* [AIM] Rewrite the rows as a numbered list, beginning with the line containing "staticText: User: 3b4b1ba4" and continuing through the line containing "button[interactable]: Delete [462, 118, 484, 140]". Include only those lines and leave out any blank lines.

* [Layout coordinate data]
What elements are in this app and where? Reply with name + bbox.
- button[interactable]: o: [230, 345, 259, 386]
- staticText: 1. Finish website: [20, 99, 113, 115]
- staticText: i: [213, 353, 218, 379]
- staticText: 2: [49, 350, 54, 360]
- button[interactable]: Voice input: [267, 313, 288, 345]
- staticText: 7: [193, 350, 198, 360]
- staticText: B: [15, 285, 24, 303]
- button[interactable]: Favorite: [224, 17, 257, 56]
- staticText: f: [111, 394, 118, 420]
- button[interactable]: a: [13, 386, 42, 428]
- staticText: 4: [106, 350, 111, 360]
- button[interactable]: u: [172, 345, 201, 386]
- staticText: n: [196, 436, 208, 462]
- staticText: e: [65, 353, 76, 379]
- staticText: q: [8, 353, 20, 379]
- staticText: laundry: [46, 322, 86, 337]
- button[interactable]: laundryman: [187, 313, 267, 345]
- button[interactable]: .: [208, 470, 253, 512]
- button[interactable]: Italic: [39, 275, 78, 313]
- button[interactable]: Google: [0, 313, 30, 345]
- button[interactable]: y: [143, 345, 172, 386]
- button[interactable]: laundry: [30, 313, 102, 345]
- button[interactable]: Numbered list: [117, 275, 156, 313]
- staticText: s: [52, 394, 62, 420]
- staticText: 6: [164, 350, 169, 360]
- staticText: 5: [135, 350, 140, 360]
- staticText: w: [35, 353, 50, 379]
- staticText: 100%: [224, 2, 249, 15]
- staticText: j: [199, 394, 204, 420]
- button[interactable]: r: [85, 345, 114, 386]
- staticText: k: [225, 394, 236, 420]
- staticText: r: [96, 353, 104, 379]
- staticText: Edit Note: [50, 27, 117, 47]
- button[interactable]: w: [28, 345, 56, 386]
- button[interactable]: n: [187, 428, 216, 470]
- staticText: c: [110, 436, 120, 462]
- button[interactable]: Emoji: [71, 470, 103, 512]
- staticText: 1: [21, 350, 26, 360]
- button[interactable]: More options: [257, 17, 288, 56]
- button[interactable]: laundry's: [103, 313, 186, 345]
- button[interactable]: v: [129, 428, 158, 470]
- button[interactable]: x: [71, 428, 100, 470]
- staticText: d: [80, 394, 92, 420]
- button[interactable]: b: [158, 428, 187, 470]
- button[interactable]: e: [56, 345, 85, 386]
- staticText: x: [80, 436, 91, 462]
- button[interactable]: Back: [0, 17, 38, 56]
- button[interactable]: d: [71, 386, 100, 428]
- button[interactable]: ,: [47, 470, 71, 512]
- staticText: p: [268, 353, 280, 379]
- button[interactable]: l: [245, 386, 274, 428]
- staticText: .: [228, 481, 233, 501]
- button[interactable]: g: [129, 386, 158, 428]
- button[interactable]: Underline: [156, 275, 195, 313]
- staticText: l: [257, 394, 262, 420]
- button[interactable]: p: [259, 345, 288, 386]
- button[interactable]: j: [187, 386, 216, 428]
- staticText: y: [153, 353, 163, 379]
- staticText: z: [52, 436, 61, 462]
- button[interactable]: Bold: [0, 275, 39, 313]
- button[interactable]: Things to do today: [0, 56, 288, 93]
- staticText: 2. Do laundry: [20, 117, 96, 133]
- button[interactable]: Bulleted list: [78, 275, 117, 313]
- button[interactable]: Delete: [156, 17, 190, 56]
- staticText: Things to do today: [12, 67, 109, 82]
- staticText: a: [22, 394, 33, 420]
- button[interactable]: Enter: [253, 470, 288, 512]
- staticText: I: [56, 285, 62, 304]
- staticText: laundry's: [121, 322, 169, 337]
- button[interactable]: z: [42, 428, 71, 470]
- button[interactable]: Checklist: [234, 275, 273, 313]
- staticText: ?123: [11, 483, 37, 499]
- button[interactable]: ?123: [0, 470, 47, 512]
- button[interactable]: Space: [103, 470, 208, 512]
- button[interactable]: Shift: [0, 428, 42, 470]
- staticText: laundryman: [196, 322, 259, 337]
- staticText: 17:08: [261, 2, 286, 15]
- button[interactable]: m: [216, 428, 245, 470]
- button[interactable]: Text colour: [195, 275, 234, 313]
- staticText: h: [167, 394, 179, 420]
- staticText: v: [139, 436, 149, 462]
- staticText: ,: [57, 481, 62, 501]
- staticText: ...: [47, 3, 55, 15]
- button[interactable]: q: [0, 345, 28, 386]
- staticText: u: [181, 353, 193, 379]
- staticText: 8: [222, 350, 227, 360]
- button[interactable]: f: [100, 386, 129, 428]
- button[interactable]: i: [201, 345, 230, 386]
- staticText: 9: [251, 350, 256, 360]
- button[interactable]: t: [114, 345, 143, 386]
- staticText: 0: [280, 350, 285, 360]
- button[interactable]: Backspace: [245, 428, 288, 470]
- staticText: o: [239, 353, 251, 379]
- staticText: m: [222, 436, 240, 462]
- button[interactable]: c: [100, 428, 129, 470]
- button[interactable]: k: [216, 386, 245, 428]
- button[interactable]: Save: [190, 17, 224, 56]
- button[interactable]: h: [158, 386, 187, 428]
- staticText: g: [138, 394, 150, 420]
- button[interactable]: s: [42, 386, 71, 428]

...

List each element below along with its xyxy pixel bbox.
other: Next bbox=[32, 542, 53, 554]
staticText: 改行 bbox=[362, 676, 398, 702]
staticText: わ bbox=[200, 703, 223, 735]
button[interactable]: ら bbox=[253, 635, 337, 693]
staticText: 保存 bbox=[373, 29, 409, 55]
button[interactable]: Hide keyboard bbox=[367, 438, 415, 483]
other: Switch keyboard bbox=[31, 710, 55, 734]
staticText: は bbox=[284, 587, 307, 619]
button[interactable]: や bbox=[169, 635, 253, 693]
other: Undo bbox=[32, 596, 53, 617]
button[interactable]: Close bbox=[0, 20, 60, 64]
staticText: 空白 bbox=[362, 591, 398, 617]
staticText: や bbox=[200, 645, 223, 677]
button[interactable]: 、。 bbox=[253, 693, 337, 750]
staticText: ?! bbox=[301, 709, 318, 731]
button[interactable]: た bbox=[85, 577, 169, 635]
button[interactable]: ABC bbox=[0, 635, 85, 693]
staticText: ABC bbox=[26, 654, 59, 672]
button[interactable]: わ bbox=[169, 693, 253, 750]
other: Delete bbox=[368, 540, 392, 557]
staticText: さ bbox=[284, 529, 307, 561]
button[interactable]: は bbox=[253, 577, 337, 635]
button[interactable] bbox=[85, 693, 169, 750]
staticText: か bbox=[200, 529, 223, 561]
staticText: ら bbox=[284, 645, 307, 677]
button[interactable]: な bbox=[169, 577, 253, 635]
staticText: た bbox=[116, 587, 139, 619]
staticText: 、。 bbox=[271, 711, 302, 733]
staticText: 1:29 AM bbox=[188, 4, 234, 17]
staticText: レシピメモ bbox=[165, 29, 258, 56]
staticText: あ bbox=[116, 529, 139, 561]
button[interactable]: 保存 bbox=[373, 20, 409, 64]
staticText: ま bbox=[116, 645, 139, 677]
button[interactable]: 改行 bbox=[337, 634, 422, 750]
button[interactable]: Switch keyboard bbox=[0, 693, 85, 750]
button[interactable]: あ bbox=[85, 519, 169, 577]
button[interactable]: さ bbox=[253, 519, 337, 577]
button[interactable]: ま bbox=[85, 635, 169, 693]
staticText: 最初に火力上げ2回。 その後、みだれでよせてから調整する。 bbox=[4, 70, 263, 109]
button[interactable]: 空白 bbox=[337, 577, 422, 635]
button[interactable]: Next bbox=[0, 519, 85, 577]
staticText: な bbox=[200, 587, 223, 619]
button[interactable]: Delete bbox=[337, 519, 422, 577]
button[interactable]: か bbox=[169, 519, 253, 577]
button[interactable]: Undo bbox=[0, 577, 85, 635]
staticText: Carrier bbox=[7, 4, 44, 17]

---

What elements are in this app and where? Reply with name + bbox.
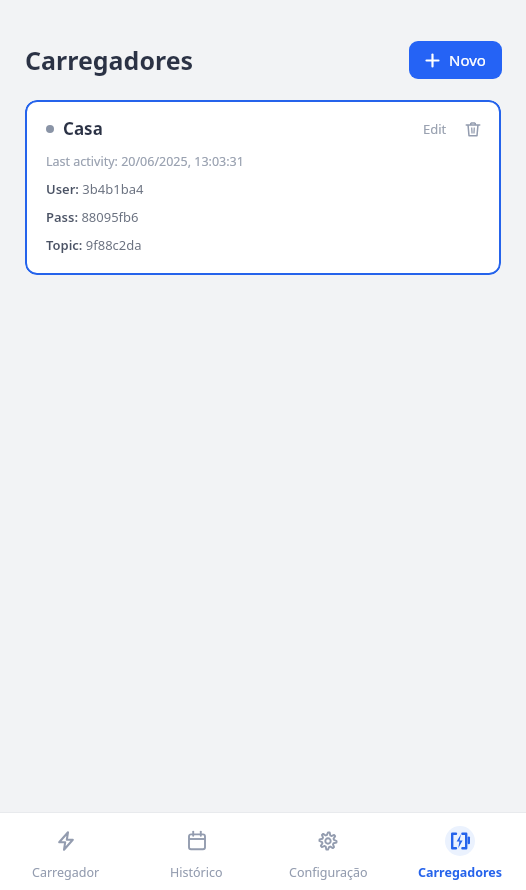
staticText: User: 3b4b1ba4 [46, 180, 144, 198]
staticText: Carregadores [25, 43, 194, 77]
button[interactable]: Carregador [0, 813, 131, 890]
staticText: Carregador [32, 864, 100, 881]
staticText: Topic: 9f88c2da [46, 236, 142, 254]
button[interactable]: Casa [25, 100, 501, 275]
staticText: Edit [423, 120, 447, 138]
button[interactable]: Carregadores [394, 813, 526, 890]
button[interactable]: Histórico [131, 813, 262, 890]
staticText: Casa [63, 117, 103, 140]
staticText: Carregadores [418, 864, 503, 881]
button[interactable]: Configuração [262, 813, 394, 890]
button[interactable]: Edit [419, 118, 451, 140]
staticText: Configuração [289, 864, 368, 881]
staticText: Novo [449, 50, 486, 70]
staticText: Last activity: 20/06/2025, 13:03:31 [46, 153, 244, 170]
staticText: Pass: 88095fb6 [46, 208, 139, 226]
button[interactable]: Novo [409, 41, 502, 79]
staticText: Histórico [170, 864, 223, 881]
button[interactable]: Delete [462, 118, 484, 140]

* [SOLUTION FOR THIS EXERCISE]
1. staticText: User: 3b4b1ba4 [46, 180, 144, 198]
2. staticText: Carregadores [25, 43, 194, 77]
3. button[interactable]: Carregador [0, 813, 131, 890]
4. staticText: Carregador [32, 864, 100, 881]
5. staticText: Topic: 9f88c2da [46, 236, 142, 254]
6. button[interactable]: Casa [25, 100, 501, 275]
7. staticText: Edit [423, 120, 447, 138]
8. button[interactable]: Carregadores [394, 813, 526, 890]
9. button[interactable]: Histórico [131, 813, 262, 890]
10. staticText: Casa [63, 117, 103, 140]
11. staticText: Carregadores [418, 864, 503, 881]
12. button[interactable]: Configuração [262, 813, 394, 890]
13. button[interactable]: Edit [419, 118, 451, 140]
14. staticText: Configuração [289, 864, 368, 881]
15. staticText: Novo [449, 50, 486, 70]
16. staticText: Last activity: 20/06/2025, 13:03:31 [46, 153, 244, 170]
17. staticText: Pass: 88095fb6 [46, 208, 139, 226]
18. button[interactable]: Novo [409, 41, 502, 79]
19. staticText: Histórico [170, 864, 223, 881]
20. button[interactable]: Delete [462, 118, 484, 140]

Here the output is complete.